EXERCISE DETAILS. Go through the entries below and write each one out exactly.

[Data entries]
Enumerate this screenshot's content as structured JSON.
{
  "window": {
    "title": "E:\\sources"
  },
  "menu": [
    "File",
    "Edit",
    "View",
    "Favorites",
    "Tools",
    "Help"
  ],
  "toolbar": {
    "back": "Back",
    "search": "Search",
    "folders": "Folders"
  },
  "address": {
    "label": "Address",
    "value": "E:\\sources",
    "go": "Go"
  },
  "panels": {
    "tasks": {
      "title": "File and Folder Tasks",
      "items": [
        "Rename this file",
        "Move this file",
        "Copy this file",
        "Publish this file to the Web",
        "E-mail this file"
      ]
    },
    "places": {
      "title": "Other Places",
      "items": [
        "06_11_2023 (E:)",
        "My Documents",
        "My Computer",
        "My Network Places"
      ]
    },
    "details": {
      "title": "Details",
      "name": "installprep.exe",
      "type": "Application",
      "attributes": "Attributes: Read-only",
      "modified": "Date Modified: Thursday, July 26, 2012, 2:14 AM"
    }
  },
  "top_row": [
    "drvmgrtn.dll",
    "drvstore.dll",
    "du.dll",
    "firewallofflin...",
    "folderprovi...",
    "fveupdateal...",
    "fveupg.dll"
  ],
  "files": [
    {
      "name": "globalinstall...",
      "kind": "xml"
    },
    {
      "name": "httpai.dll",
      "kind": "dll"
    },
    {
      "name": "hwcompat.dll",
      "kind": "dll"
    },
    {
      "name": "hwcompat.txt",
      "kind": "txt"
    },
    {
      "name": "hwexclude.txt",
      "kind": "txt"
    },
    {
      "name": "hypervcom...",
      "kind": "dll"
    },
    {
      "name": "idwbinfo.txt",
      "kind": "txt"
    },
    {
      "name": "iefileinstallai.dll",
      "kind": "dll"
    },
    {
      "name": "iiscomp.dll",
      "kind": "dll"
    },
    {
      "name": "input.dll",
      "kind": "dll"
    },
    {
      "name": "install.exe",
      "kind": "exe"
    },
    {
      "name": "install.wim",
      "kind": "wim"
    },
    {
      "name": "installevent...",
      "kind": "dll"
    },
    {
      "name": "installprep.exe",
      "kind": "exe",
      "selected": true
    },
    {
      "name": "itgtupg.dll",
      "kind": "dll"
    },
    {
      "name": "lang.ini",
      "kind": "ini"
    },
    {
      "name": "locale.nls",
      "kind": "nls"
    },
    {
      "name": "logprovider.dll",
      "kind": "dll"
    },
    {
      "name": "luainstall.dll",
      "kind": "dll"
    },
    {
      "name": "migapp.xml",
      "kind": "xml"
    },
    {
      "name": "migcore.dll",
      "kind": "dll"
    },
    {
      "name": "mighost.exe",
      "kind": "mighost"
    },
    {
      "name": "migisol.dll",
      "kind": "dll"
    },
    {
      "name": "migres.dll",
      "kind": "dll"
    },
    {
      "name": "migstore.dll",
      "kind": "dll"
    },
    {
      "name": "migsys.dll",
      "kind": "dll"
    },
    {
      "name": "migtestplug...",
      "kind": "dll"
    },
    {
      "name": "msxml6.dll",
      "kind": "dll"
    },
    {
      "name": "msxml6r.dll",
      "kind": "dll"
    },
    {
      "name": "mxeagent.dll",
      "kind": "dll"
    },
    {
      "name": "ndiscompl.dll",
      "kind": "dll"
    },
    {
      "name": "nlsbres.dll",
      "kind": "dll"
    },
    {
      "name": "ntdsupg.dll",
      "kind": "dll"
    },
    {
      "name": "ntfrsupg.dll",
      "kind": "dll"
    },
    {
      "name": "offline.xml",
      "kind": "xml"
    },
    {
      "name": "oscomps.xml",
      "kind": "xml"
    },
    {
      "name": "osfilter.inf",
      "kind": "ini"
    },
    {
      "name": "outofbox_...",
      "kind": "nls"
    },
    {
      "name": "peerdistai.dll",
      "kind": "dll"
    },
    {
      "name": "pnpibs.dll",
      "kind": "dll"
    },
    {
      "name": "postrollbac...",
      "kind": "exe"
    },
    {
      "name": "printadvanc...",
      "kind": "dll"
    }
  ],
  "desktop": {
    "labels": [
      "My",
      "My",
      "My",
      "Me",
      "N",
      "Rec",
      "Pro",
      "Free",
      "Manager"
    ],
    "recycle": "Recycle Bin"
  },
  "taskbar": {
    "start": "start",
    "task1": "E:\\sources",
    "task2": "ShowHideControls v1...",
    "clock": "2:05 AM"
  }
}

RESPONSE TO THE EXERCISE.
Enumerate this screenshot's content as structured JSON.
{
  "window": {
    "title": "E:\\sources"
  },
  "menu": [
    "File",
    "Edit",
    "View",
    "Favorites",
    "Tools",
    "Help"
  ],
  "toolbar": {
    "back": "Back",
    "search": "Search",
    "folders": "Folders"
  },
  "address": {
    "label": "Address",
    "value": "E:\\sources",
    "go": "Go"
  },
  "panels": {
    "tasks": {
      "title": "File and Folder Tasks",
      "items": [
        "Rename this file",
        "Move this file",
        "Copy this file",
        "Publish this file to the Web",
        "E-mail this file"
      ]
    },
    "places": {
      "title": "Other Places",
      "items": [
        "06_11_2023 (E:)",
        "My Documents",
        "My Computer",
        "My Network Places"
      ]
    },
    "details": {
      "title": "Details",
      "name": "installprep.exe",
      "type": "Application",
      "attributes": "Attributes: Read-only",
      "modified": "Date Modified: Thursday, July 26, 2012, 2:14 AM"
    }
  },
  "top_row": [
    "drvmgrtn.dll",
    "drvstore.dll",
    "du.dll",
    "firewallofflin...",
    "folderprovi...",
    "fveupdateal...",
    "fveupg.dll"
  ],
  "files": [
    {
      "name": "globalinstall...",
      "kind": "xml"
    },
    {
      "name": "httpai.dll",
      "kind": "dll"
    },
    {
      "name": "hwcompat.dll",
      "kind": "dll"
    },
    {
      "name": "hwcompat.txt",
      "kind": "txt"
    },
    {
      "name": "hwexclude.txt",
      "kind": "txt"
    },
    {
      "name": "hypervcom...",
      "kind": "dll"
    },
    {
      "name": "idwbinfo.txt",
      "kind": "txt"
    },
    {
      "name": "iefileinstallai.dll",
      "kind": "dll"
    },
    {
      "name": "iiscomp.dll",
      "kind": "dll"
    },
    {
      "name": "input.dll",
      "kind": "dll"
    },
    {
      "name": "install.exe",
      "kind": "exe"
    },
    {
      "name": "install.wim",
      "kind": "wim"
    },
    {
      "name": "installevent...",
      "kind": "dll"
    },
    {
      "name": "installprep.exe",
      "kind": "exe",
      "selected": true
    },
    {
      "name": "itgtupg.dll",
      "kind": "dll"
    },
    {
      "name": "lang.ini",
      "kind": "ini"
    },
    {
      "name": "locale.nls",
      "kind": "nls"
    },
    {
      "name": "logprovider.dll",
      "kind": "dll"
    },
    {
      "name": "luainstall.dll",
      "kind": "dll"
    },
    {
      "name": "migapp.xml",
      "kind": "xml"
    },
    {
      "name": "migcore.dll",
      "kind": "dll"
    },
    {
      "name": "mighost.exe",
      "kind": "mighost"
    },
    {
      "name": "migisol.dll",
      "kind": "dll"
    },
    {
      "name": "migres.dll",
      "kind": "dll"
    },
    {
      "name": "migstore.dll",
      "kind": "dll"
    },
    {
      "name": "migsys.dll",
      "kind": "dll"
    },
    {
      "name": "migtestplug...",
      "kind": "dll"
    },
    {
      "name": "msxml6.dll",
      "kind": "dll"
    },
    {
      "name": "msxml6r.dll",
      "kind": "dll"
    },
    {
      "name": "mxeagent.dll",
      "kind": "dll"
    },
    {
      "name": "ndiscompl.dll",
      "kind": "dll"
    },
    {
      "name": "nlsbres.dll",
      "kind": "dll"
    },
    {
      "name": "ntdsupg.dll",
      "kind": "dll"
    },
    {
      "name": "ntfrsupg.dll",
      "kind": "dll"
    },
    {
      "name": "offline.xml",
      "kind": "xml"
    },
    {
      "name": "oscomps.xml",
      "kind": "xml"
    },
    {
      "name": "osfilter.inf",
      "kind": "ini"
    },
    {
      "name": "outofbox_...",
      "kind": "nls"
    },
    {
      "name": "peerdistai.dll",
      "kind": "dll"
    },
    {
      "name": "pnpibs.dll",
      "kind": "dll"
    },
    {
      "name": "postrollbac...",
      "kind": "exe"
    },
    {
      "name": "printadvanc...",
      "kind": "dll"
    }
  ],
  "desktop": {
    "labels": [
      "My",
      "My",
      "My",
      "Me",
      "N",
      "Rec",
      "Pro",
      "Free",
      "Manager"
    ],
    "recycle": "Recycle Bin"
  },
  "taskbar": {
    "start": "start",
    "task1": "E:\\sources",
    "task2": "ShowHideControls v1...",
    "clock": "2:05 AM"
  }
}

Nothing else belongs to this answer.